*What needs to be done*
Check each line of the material. Copy those containing "while".

*Records for this exercise*

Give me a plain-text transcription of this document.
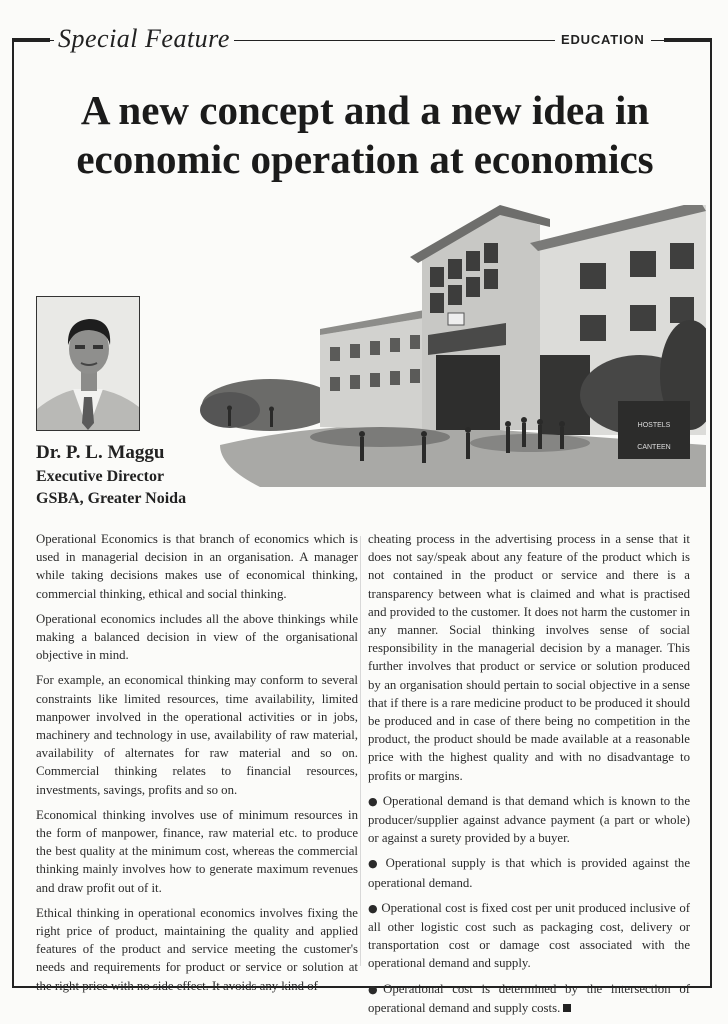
Special Feature	EDUCATION
A new concept and a new idea in
economic operation at economics
Dr. P. L. Maggu
Executive Director
GSBA, Greater Noida
HOSTELS
CANTEEN

Operational Economics is that branch of economics which is used in managerial decision in an organisation. A manager while taking decisions makes use of economical thinking, commercial thinking, ethical and social thinking.

Operational economics includes all the above thinkings while making a balanced decision in view of the organisational objective in mind.

For example, an economical thinking may conform to several constraints like limited resources, time availability, limited manpower involved in the operational activities or in jobs, machinery and technology in use, availability of raw material, availability of alternates for raw material and so on. Commercial thinking relates to financial resources, investments, savings, profits and so on.

Economical thinking involves use of minimum resources in the form of manpower, finance, raw material etc. to produce the best quality at the minimum cost, whereas the commercial thinking mainly involves how to generate maximum revenues and draw profit out of it.

Ethical thinking in operational economics involves fixing the right price of product, maintaining the quality and applied features of the product and service meeting the customer's needs and requirements for product or service or solution at the right price with no side effect. It avoids any kind of

cheating process in the advertising process in a sense that it does not say/speak about any feature of the product which is not contained in the product or service and there is a transparency between what is claimed and what is practised and provided to the customer. It does not harm the customer in any manner. Social thinking involves sense of social responsibility in the managerial decision by a manager. This further involves that product or service or solution produced by an organisation should pertain to social objective in a sense that if there is a rare medicine product to be produced it should be produced and in case of there being no competition in the product, the product should be made available at a reasonable price with the highest quality and with no disadvantage to profits or margins.

● Operational demand is that demand which is known to the producer/supplier against advance payment (a part or whole) or against a surety provided by a buyer.

● Operational supply is that which is provided against the operational demand.

● Operational cost is fixed cost per unit produced inclusive of all other logistic cost such as packaging cost, delivery or transportation cost or damage cost associated with the operational demand and supply.

●Operational cost is determined by the intersection of operational demand and supply costs.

*Result of the task*
Operational Economics is that branch of economics which is used in managerial decision in an organisation. A manager while taking decisions makes use of economical thinking, commercial thinking, ethical and social thinking.
Operational economics includes all the above thinkings while making a balanced decision in view of the organisational objective in mind.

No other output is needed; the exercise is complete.